**Data items:**
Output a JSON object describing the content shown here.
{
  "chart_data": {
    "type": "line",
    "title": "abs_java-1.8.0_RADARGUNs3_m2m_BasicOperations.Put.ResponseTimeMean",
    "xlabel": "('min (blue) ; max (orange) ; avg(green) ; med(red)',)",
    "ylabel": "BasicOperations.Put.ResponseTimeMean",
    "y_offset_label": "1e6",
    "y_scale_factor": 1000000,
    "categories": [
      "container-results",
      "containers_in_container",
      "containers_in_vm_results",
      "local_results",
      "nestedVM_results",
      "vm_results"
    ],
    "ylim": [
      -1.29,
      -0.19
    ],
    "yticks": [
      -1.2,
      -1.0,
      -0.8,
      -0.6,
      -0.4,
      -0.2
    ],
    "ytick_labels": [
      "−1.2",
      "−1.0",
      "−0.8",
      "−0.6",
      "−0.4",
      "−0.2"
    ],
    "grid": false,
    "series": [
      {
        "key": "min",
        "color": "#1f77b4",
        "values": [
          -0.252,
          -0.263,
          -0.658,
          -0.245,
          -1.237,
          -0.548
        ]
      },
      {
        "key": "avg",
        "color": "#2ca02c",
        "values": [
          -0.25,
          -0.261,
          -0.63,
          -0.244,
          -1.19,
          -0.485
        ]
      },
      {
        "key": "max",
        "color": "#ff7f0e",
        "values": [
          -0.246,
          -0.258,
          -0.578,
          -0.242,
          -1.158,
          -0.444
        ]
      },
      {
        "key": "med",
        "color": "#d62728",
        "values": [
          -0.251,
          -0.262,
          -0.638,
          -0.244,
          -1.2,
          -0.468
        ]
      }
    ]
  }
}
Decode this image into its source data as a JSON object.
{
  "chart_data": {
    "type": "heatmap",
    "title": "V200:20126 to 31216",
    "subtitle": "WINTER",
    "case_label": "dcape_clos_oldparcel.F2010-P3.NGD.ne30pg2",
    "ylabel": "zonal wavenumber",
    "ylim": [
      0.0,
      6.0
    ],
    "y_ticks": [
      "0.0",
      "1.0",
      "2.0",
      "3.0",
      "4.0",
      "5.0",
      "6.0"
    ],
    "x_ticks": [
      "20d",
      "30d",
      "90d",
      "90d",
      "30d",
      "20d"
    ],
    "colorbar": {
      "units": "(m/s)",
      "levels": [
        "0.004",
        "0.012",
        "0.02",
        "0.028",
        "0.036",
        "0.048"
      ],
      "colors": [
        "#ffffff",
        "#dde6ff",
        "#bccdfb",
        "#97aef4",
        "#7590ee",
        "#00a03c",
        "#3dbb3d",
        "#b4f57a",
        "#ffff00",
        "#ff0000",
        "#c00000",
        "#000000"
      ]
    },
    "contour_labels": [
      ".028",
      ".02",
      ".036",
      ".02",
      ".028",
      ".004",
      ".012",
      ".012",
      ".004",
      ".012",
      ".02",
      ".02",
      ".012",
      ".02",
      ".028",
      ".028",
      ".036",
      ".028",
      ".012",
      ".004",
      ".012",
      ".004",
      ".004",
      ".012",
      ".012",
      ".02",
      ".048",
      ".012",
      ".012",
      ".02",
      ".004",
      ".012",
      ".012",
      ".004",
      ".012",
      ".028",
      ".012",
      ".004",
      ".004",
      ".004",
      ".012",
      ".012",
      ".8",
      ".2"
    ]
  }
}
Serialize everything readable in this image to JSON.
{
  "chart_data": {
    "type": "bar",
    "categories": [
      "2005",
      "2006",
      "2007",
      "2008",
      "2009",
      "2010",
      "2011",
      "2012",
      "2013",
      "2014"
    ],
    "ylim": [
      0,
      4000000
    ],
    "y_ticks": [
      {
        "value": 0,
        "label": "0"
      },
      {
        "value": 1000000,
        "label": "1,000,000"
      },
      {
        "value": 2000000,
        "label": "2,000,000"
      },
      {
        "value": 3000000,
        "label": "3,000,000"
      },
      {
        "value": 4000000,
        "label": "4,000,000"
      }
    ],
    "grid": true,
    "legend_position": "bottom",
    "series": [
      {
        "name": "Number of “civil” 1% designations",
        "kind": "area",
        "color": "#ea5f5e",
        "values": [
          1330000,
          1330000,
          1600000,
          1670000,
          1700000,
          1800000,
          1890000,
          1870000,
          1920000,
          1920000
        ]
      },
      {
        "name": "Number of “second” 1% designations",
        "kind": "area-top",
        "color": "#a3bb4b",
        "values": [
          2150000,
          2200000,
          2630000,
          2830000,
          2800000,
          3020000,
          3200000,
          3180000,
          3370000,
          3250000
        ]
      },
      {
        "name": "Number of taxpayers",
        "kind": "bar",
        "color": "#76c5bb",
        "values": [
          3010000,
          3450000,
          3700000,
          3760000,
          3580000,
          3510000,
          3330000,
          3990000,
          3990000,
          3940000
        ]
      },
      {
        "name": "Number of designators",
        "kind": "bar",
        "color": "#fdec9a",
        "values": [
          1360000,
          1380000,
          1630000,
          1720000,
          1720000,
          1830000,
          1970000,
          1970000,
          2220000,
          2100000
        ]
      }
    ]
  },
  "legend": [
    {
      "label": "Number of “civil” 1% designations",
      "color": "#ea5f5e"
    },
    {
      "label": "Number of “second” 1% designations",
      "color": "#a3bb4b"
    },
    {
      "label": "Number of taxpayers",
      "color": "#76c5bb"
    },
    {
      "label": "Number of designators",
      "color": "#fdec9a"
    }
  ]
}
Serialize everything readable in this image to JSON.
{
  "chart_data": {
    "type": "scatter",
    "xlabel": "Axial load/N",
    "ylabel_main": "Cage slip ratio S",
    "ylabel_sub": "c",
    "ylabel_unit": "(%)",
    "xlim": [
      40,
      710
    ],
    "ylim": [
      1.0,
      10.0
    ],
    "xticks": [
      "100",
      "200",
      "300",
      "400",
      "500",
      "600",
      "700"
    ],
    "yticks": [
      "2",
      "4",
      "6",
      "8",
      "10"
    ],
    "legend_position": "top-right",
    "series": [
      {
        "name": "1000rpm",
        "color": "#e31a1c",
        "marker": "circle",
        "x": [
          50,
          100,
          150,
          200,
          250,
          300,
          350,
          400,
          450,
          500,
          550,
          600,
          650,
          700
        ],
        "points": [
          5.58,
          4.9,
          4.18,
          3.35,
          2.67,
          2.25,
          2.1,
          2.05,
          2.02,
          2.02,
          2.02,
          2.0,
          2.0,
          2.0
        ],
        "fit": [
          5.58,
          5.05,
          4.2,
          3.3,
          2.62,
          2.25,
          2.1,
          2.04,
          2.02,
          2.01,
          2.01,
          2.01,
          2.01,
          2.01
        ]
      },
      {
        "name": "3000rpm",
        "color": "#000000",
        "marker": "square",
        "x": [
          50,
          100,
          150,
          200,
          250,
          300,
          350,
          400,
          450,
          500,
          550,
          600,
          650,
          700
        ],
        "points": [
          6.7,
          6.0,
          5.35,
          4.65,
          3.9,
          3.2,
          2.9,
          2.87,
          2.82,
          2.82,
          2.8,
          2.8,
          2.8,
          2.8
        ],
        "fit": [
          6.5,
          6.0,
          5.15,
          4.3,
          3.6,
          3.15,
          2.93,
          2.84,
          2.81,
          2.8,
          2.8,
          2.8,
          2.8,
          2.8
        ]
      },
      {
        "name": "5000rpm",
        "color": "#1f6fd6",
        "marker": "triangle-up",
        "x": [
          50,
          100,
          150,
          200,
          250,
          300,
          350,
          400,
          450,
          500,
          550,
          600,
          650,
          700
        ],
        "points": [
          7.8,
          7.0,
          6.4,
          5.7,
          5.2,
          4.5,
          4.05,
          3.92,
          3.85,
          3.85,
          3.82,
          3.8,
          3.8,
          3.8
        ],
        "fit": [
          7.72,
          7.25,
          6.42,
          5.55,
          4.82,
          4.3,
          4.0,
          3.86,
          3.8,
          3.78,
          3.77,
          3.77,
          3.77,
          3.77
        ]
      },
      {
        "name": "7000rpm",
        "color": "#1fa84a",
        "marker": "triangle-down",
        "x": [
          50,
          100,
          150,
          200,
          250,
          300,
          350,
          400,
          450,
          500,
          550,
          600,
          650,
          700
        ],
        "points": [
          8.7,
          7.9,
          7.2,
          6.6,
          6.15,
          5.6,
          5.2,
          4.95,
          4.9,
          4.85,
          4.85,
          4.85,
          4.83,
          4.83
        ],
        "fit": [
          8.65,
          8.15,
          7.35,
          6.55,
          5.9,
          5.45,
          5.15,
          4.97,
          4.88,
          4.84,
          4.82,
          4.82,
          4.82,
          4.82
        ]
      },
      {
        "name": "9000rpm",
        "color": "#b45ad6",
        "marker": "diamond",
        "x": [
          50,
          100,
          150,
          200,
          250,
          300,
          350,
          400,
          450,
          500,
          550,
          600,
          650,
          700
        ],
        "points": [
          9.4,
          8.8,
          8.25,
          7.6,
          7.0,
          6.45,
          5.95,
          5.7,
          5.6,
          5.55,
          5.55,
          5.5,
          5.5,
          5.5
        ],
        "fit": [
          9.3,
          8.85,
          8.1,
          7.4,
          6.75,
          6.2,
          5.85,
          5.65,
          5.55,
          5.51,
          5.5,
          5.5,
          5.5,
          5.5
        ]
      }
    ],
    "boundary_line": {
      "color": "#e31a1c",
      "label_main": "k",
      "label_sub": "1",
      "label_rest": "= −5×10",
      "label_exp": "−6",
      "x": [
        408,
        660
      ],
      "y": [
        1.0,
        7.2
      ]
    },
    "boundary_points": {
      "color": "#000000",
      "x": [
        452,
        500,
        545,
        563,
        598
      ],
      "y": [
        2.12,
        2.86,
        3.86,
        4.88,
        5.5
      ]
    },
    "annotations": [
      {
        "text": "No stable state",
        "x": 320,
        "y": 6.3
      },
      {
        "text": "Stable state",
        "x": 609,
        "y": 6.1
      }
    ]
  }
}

**The task:**
Pick out all lines containing the string "designators".

**Task response:**
        "name": "Number of designators",
      "label": "Number of designators",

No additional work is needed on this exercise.